### What you are asked to do
Would you quote the material below in full and unchanged?

### Entries shown
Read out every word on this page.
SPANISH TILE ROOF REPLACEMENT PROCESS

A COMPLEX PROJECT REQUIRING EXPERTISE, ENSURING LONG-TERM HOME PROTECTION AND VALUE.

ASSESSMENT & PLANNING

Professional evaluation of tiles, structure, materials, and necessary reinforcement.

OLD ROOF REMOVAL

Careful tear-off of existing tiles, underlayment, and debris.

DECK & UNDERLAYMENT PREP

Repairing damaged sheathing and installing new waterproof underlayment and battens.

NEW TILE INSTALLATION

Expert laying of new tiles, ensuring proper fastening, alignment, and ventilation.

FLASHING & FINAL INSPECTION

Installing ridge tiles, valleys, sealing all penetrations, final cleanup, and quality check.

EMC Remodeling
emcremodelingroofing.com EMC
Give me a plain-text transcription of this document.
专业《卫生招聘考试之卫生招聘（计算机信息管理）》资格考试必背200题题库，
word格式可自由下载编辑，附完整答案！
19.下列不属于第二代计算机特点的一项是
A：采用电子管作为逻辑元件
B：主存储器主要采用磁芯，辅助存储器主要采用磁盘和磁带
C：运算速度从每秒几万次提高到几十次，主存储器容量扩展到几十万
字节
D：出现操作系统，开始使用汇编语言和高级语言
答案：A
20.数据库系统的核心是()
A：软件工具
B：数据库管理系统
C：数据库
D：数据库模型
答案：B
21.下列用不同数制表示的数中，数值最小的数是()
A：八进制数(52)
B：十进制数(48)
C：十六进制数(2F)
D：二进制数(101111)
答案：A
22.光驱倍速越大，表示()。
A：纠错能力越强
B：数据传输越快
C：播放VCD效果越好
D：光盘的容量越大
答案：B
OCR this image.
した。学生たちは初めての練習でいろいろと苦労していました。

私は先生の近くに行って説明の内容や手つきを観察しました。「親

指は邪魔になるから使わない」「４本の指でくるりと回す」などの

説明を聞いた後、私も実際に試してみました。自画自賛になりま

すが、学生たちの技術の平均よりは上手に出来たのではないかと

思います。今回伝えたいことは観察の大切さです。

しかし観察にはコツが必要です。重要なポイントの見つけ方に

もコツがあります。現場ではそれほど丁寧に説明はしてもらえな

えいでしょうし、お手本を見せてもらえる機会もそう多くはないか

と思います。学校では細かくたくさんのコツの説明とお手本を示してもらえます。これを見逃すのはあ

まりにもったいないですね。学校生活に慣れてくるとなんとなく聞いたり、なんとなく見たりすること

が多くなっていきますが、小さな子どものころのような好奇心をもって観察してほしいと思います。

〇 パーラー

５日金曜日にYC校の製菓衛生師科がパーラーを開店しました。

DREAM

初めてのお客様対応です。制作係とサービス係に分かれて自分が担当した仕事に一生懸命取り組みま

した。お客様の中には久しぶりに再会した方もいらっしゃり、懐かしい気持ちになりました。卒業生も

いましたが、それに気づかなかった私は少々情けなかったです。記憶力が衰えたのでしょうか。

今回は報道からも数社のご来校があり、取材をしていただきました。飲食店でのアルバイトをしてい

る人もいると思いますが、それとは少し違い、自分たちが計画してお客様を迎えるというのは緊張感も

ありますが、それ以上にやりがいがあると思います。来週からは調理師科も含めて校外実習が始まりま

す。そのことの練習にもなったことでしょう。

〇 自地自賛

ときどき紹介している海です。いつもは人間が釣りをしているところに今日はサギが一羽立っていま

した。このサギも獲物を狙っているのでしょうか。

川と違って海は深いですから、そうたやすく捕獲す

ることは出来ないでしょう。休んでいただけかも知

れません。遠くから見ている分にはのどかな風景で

### Answer
Read out every word on this page.
SPANISH TILE ROOF REPLACEMENT PROCESS

A COMPLEX PROJECT REQUIRING EXPERTISE, ENSURING LONG-TERM HOME PROTECTION AND VALUE.

ASSESSMENT & PLANNING

Professional evaluation of tiles, structure, materials, and necessary reinforcement.

OLD ROOF REMOVAL

Careful tear-off of existing tiles, underlayment, and debris.

DECK & UNDERLAYMENT PREP

Repairing damaged sheathing and installing new waterproof underlayment and battens.

NEW TILE INSTALLATION

Expert laying of new tiles, ensuring proper fastening, alignment, and ventilation.

FLASHING & FINAL INSPECTION

Installing ridge tiles, valleys, sealing all penetrations, final cleanup, and quality check.

EMC Remodeling
emcremodelingroofing.com EMC
Give me a plain-text transcription of this document.
专业《卫生招聘考试之卫生招聘（计算机信息管理）》资格考试必背200题题库，
word格式可自由下载编辑，附完整答案！
19.下列不属于第二代计算机特点的一项是
A：采用电子管作为逻辑元件
B：主存储器主要采用磁芯，辅助存储器主要采用磁盘和磁带
C：运算速度从每秒几万次提高到几十次，主存储器容量扩展到几十万
字节
D：出现操作系统，开始使用汇编语言和高级语言
答案：A
20.数据库系统的核心是()
A：软件工具
B：数据库管理系统
C：数据库
D：数据库模型
答案：B
21.下列用不同数制表示的数中，数值最小的数是()
A：八进制数(52)
B：十进制数(48)
C：十六进制数(2F)
D：二进制数(101111)
答案：A
22.光驱倍速越大，表示()。
A：纠错能力越强
B：数据传输越快
C：播放VCD效果越好
D：光盘的容量越大
答案：B
OCR this image.
した。学生たちは初めての練習でいろいろと苦労していました。

私は先生の近くに行って説明の内容や手つきを観察しました。「親

指は邪魔になるから使わない」「４本の指でくるりと回す」などの

説明を聞いた後、私も実際に試してみました。自画自賛になりま

すが、学生たちの技術の平均よりは上手に出来たのではないかと

思います。今回伝えたいことは観察の大切さです。

しかし観察にはコツが必要です。重要なポイントの見つけ方に

もコツがあります。現場ではそれほど丁寧に説明はしてもらえな

えいでしょうし、お手本を見せてもらえる機会もそう多くはないか

と思います。学校では細かくたくさんのコツの説明とお手本を示してもらえます。これを見逃すのはあ

まりにもったいないですね。学校生活に慣れてくるとなんとなく聞いたり、なんとなく見たりすること

が多くなっていきますが、小さな子どものころのような好奇心をもって観察してほしいと思います。

〇 パーラー

５日金曜日にYC校の製菓衛生師科がパーラーを開店しました。

DREAM

初めてのお客様対応です。制作係とサービス係に分かれて自分が担当した仕事に一生懸命取り組みま

した。お客様の中には久しぶりに再会した方もいらっしゃり、懐かしい気持ちになりました。卒業生も

いましたが、それに気づかなかった私は少々情けなかったです。記憶力が衰えたのでしょうか。

今回は報道からも数社のご来校があり、取材をしていただきました。飲食店でのアルバイトをしてい

る人もいると思いますが、それとは少し違い、自分たちが計画してお客様を迎えるというのは緊張感も

ありますが、それ以上にやりがいがあると思います。来週からは調理師科も含めて校外実習が始まりま

す。そのことの練習にもなったことでしょう。

〇 自地自賛

ときどき紹介している海です。いつもは人間が釣りをしているところに今日はサギが一羽立っていま

した。このサギも獲物を狙っているのでしょうか。

川と違って海は深いですから、そうたやすく捕獲す

ることは出来ないでしょう。休んでいただけかも知

れません。遠くから見ている分にはのどかな風景で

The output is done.